## Provided information
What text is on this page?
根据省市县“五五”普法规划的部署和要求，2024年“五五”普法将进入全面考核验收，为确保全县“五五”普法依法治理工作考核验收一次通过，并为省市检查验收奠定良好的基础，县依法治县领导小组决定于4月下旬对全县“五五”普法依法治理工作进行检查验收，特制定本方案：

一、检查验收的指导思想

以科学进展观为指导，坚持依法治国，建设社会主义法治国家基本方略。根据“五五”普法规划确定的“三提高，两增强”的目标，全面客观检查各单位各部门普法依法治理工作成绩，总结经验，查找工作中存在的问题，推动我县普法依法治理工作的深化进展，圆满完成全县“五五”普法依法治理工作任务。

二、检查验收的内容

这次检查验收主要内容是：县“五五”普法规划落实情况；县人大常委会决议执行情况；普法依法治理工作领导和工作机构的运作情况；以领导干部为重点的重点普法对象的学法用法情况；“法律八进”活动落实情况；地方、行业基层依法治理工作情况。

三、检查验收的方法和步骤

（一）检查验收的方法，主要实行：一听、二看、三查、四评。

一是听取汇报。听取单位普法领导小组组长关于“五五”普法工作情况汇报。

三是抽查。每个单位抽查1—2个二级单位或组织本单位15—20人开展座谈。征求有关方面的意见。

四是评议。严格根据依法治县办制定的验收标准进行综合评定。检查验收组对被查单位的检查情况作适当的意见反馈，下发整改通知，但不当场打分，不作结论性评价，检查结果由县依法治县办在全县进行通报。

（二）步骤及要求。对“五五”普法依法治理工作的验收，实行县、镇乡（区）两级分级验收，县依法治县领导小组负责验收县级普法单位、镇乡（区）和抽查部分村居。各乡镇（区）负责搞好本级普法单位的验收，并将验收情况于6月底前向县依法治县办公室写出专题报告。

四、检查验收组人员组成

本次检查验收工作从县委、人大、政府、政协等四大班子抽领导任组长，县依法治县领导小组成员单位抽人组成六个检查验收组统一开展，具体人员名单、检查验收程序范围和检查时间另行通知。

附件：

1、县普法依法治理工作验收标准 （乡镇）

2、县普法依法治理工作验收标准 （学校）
---
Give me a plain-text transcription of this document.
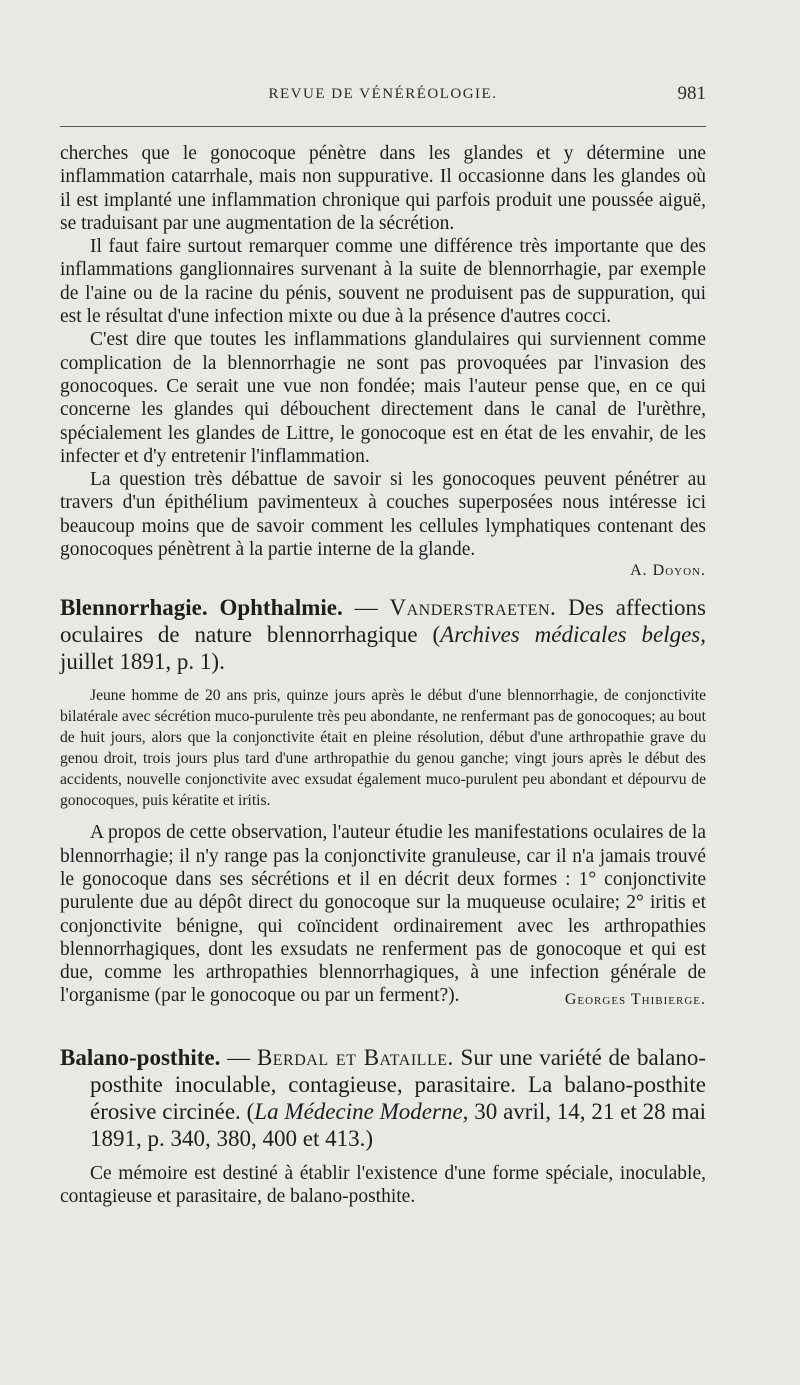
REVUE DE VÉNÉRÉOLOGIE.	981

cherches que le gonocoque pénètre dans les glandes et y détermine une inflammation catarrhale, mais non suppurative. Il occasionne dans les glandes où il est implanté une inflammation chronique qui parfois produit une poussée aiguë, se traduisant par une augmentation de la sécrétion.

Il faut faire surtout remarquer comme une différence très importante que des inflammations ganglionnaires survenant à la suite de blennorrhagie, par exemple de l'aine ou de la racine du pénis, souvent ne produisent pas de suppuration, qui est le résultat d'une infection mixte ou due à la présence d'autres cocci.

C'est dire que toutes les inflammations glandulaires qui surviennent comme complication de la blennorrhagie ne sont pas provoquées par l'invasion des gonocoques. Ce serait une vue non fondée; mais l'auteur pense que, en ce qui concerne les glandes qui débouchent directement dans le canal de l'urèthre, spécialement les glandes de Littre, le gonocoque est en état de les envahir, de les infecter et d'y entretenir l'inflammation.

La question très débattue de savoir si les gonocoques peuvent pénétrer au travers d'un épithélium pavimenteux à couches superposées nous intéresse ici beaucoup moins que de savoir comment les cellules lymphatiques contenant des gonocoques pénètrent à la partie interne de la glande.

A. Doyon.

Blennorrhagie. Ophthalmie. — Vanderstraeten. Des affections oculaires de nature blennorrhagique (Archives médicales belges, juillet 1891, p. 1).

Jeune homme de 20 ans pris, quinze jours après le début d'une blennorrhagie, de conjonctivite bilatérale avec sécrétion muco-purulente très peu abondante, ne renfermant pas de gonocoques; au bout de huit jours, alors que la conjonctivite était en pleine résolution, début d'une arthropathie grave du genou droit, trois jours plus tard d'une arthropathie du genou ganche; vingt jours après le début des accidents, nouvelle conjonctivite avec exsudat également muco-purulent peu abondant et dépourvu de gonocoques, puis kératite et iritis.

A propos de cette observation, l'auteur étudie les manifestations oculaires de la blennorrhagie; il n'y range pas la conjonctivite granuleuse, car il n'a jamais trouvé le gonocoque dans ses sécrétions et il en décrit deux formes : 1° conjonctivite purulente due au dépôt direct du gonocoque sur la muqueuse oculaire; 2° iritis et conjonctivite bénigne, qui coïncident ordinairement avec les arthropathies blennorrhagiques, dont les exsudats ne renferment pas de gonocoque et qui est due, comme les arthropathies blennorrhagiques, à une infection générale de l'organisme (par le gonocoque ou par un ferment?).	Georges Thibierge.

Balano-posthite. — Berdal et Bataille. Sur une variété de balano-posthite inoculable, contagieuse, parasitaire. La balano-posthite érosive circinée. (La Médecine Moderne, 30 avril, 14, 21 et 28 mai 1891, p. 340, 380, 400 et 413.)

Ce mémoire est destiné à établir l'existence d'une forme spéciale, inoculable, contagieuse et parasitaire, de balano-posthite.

## Given exercise
Every line that holds the string "contagieuse" should be returned.

## Exercise response
Balano-posthite. — Berdal et Bataille. Sur une variété de balano-posthite inoculable, contagieuse, parasitaire. La balano-posthite érosive circinée. (La Médecine Moderne, 30 avril, 14, 21 et 28 mai 1891, p. 340, 380, 400 et 413.)
Ce mémoire est destiné à établir l'existence d'une forme spéciale, inoculable, contagieuse et parasitaire, de balano-posthite.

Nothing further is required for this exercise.